Using the entries that follow, state how many lines contain the word "vingt". The response is that number and nothing more.

• **Records for the task**

* * *

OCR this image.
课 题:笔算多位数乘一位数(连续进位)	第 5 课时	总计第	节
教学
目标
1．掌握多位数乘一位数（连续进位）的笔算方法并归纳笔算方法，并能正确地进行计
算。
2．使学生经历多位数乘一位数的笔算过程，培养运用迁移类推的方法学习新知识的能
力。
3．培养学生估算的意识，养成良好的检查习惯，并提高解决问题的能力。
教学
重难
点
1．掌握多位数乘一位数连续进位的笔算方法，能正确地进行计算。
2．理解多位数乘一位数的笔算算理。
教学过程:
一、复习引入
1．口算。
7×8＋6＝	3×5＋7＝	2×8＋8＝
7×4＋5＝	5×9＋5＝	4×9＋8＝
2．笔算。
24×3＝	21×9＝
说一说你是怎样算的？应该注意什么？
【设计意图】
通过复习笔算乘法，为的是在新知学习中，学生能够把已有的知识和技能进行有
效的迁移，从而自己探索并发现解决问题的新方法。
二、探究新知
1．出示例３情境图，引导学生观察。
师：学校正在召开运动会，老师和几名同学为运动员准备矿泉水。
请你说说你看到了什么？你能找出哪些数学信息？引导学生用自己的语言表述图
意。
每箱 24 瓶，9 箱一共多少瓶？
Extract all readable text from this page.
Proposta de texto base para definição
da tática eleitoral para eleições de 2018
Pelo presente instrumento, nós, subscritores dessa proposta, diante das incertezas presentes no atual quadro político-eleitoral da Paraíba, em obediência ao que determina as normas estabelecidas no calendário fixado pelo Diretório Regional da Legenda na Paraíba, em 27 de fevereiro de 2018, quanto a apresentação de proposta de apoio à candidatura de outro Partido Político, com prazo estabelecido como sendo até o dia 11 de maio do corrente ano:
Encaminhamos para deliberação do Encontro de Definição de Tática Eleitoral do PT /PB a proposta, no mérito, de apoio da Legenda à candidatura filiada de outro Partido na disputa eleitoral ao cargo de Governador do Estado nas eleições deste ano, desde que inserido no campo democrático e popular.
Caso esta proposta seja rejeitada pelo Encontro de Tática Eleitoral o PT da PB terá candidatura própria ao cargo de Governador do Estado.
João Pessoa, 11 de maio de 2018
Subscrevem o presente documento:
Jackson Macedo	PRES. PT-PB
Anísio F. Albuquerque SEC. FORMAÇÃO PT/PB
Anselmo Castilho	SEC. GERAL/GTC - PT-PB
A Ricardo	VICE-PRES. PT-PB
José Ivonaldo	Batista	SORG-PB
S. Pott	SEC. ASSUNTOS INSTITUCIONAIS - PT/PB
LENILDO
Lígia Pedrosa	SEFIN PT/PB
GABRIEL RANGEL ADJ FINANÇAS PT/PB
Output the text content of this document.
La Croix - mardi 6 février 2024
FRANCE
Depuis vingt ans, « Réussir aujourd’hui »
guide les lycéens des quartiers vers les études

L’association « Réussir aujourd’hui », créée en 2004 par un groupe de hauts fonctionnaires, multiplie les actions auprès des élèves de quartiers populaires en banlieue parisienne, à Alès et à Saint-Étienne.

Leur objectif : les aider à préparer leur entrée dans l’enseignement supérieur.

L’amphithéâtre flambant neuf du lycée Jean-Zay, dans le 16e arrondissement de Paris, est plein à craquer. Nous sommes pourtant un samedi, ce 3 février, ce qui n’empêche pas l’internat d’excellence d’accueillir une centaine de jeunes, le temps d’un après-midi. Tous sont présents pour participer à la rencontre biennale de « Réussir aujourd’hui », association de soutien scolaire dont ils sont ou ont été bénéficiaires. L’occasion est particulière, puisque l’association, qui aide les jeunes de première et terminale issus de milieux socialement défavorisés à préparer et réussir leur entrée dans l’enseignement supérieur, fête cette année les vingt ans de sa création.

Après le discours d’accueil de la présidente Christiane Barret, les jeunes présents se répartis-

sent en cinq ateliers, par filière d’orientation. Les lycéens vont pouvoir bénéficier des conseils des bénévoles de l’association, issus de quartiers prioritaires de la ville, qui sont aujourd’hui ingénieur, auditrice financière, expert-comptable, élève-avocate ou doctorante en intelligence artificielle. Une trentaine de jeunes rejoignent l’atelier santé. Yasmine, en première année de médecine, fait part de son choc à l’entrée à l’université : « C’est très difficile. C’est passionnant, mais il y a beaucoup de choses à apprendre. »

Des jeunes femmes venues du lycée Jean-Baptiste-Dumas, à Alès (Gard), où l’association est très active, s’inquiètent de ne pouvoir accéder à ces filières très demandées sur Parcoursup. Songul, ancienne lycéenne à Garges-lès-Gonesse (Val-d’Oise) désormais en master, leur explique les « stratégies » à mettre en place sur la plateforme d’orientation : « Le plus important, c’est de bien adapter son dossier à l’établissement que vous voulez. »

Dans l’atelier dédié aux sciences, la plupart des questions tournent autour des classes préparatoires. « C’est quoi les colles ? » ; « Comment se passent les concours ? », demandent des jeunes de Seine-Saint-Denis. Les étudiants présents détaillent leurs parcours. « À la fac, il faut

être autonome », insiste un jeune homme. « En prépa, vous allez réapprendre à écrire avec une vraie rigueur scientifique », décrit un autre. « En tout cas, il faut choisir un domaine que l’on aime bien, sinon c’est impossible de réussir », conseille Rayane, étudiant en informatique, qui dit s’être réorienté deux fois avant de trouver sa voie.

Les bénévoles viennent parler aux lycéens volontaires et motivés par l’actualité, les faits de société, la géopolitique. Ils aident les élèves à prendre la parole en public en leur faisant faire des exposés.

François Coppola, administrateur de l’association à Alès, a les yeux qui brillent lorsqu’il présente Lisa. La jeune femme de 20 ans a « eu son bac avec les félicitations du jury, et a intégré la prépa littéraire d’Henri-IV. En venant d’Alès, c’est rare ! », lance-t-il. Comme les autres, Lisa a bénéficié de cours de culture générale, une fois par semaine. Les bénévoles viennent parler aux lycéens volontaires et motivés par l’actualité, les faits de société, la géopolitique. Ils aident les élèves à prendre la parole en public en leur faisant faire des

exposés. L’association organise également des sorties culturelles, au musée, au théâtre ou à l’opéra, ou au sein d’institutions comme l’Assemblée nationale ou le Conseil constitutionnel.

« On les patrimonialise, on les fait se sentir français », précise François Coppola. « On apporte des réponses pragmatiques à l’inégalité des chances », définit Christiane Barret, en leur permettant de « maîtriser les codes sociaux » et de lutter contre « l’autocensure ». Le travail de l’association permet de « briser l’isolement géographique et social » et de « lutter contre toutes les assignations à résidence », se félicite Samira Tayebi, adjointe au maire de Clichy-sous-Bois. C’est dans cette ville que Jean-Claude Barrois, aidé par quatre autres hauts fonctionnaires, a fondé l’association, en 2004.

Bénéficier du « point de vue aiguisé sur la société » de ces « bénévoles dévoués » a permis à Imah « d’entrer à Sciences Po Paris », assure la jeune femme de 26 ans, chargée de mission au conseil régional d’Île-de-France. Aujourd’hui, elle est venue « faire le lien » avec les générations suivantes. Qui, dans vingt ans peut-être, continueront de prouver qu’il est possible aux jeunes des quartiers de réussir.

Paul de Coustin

* * *

• **The output**
3